### WHAT IS BEING ASKED
From the records below, pull out every line that contains the string "中信建投智享生活A基准" and copy each of those lines in full.

━━ EXERCISE MATERIALS ━━

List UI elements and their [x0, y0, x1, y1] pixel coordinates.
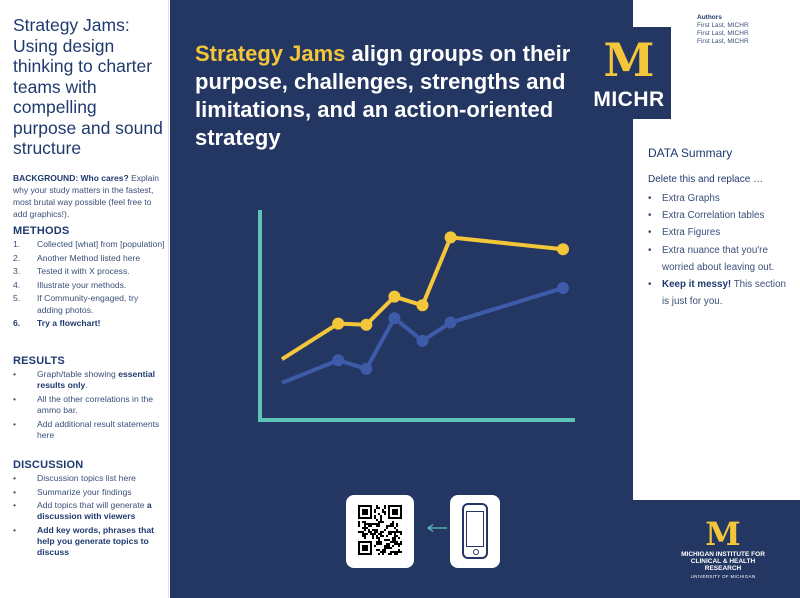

━━━
━━ EXERCISE MATERIALS ━━

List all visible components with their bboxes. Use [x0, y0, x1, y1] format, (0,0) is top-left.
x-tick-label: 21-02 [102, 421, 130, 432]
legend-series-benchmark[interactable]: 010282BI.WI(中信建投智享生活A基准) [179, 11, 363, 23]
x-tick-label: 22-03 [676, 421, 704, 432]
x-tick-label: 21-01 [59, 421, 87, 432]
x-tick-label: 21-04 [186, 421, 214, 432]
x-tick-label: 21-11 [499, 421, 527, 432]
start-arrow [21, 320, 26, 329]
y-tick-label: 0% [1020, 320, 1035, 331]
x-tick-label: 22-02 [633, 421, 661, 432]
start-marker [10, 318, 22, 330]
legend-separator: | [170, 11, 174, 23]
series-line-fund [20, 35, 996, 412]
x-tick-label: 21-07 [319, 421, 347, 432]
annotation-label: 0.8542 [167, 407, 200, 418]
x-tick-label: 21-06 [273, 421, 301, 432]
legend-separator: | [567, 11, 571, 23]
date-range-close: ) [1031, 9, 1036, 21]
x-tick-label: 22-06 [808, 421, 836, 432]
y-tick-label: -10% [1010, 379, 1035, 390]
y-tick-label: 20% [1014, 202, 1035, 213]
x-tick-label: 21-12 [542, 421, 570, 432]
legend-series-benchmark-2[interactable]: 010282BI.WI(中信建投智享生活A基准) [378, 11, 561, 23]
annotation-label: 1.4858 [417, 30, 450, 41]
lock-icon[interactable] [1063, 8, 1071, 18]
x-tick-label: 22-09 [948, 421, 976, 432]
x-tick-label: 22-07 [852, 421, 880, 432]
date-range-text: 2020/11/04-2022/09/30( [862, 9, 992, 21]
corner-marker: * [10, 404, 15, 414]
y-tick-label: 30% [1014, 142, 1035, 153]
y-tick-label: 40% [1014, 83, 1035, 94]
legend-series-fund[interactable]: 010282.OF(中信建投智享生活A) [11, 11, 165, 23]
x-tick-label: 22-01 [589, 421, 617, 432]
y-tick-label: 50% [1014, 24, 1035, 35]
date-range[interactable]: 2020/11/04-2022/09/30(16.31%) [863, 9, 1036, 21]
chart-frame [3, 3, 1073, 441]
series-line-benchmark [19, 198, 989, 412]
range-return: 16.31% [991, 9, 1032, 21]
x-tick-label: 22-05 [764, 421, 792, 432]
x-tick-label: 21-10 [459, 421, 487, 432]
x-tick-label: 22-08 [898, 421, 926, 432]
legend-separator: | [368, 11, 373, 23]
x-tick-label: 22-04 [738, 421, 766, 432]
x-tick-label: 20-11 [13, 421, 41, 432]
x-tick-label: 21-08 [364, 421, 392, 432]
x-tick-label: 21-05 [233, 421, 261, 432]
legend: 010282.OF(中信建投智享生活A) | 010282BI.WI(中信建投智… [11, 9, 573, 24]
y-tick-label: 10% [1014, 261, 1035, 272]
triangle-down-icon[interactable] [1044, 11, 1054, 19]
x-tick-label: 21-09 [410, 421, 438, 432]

━━━

### PROBLEM SOLUTION
legend-series-benchmark[interactable]: 010282BI.WI(中信建投智享生活A基准) [179, 11, 363, 23]
legend-series-benchmark-2[interactable]: 010282BI.WI(中信建投智享生活A基准) [378, 11, 561, 23]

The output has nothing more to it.